Working data:
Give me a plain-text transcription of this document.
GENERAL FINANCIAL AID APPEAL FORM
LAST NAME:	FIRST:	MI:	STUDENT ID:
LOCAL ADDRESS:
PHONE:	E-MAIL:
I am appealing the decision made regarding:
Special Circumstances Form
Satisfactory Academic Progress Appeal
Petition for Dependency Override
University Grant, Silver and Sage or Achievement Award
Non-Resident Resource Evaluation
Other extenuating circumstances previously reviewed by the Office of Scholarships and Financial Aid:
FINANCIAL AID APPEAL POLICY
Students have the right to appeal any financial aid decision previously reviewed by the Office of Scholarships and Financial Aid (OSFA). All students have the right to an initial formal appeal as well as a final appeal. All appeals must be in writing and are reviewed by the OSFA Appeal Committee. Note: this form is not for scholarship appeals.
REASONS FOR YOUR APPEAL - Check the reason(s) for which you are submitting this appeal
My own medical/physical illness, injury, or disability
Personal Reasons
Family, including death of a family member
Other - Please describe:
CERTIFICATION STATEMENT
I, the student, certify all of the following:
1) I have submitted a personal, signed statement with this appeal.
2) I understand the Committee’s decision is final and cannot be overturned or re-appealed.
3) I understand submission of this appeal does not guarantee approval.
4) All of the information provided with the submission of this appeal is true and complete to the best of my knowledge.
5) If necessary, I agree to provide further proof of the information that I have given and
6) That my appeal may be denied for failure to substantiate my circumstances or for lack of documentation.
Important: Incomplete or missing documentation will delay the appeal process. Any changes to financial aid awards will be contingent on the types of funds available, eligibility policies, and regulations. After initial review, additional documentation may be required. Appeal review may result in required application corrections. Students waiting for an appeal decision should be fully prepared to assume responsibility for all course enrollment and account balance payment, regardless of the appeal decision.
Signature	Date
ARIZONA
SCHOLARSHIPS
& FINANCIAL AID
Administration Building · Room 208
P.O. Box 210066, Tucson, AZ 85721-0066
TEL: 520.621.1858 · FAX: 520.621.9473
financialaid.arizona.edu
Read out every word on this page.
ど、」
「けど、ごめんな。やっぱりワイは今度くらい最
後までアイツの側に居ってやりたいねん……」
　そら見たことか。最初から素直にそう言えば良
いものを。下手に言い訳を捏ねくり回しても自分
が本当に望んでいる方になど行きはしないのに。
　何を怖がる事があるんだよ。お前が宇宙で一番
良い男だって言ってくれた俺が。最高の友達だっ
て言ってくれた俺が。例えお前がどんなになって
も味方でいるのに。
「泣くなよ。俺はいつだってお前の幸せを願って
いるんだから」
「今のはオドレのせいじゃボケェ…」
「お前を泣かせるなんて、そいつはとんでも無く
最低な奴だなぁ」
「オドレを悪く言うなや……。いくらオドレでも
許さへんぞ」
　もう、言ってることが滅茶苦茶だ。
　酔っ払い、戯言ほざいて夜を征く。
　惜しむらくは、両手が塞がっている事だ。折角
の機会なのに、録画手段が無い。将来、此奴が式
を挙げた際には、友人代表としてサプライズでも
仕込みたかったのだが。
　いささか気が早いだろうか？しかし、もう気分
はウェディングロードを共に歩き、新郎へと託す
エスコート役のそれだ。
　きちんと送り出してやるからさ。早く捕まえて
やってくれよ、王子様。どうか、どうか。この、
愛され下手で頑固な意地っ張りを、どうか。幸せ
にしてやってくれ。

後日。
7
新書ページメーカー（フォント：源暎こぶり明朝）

Task statement: Nothing should be left out: return all of the records exactly.

Written reply:
Give me a plain-text transcription of this document.
GENERAL FINANCIAL AID APPEAL FORM
LAST NAME:	FIRST:	MI:	STUDENT ID:
LOCAL ADDRESS:
PHONE:	E-MAIL:
I am appealing the decision made regarding:
Special Circumstances Form
Satisfactory Academic Progress Appeal
Petition for Dependency Override
University Grant, Silver and Sage or Achievement Award
Non-Resident Resource Evaluation
Other extenuating circumstances previously reviewed by the Office of Scholarships and Financial Aid:
FINANCIAL AID APPEAL POLICY
Students have the right to appeal any financial aid decision previously reviewed by the Office of Scholarships and Financial Aid (OSFA). All students have the right to an initial formal appeal as well as a final appeal. All appeals must be in writing and are reviewed by the OSFA Appeal Committee. Note: this form is not for scholarship appeals.
REASONS FOR YOUR APPEAL - Check the reason(s) for which you are submitting this appeal
My own medical/physical illness, injury, or disability
Personal Reasons
Family, including death of a family member
Other - Please describe:
CERTIFICATION STATEMENT
I, the student, certify all of the following:
1) I have submitted a personal, signed statement with this appeal.
2) I understand the Committee’s decision is final and cannot be overturned or re-appealed.
3) I understand submission of this appeal does not guarantee approval.
4) All of the information provided with the submission of this appeal is true and complete to the best of my knowledge.
5) If necessary, I agree to provide further proof of the information that I have given and
6) That my appeal may be denied for failure to substantiate my circumstances or for lack of documentation.
Important: Incomplete or missing documentation will delay the appeal process. Any changes to financial aid awards will be contingent on the types of funds available, eligibility policies, and regulations. After initial review, additional documentation may be required. Appeal review may result in required application corrections. Students waiting for an appeal decision should be fully prepared to assume responsibility for all course enrollment and account balance payment, regardless of the appeal decision.
Signature	Date
ARIZONA
SCHOLARSHIPS
& FINANCIAL AID
Administration Building · Room 208
P.O. Box 210066, Tucson, AZ 85721-0066
TEL: 520.621.1858 · FAX: 520.621.9473
financialaid.arizona.edu
Read out every word on this page.
ど、」
「けど、ごめんな。やっぱりワイは今度くらい最
後までアイツの側に居ってやりたいねん……」
　そら見たことか。最初から素直にそう言えば良
いものを。下手に言い訳を捏ねくり回しても自分
が本当に望んでいる方になど行きはしないのに。
　何を怖がる事があるんだよ。お前が宇宙で一番
良い男だって言ってくれた俺が。最高の友達だっ
て言ってくれた俺が。例えお前がどんなになって
も味方でいるのに。
「泣くなよ。俺はいつだってお前の幸せを願って
いるんだから」
「今のはオドレのせいじゃボケェ…」
「お前を泣かせるなんて、そいつはとんでも無く
最低な奴だなぁ」
「オドレを悪く言うなや……。いくらオドレでも
許さへんぞ」
　もう、言ってることが滅茶苦茶だ。
　酔っ払い、戯言ほざいて夜を征く。
　惜しむらくは、両手が塞がっている事だ。折角
の機会なのに、録画手段が無い。将来、此奴が式
を挙げた際には、友人代表としてサプライズでも
仕込みたかったのだが。
　いささか気が早いだろうか？しかし、もう気分
はウェディングロードを共に歩き、新郎へと託す
エスコート役のそれだ。
　きちんと送り出してやるからさ。早く捕まえて
やってくれよ、王子様。どうか、どうか。この、
愛され下手で頑固な意地っ張りを、どうか。幸せ
にしてやってくれ。

後日。
7
新書ページメーカー（フォント：源暎こぶり明朝）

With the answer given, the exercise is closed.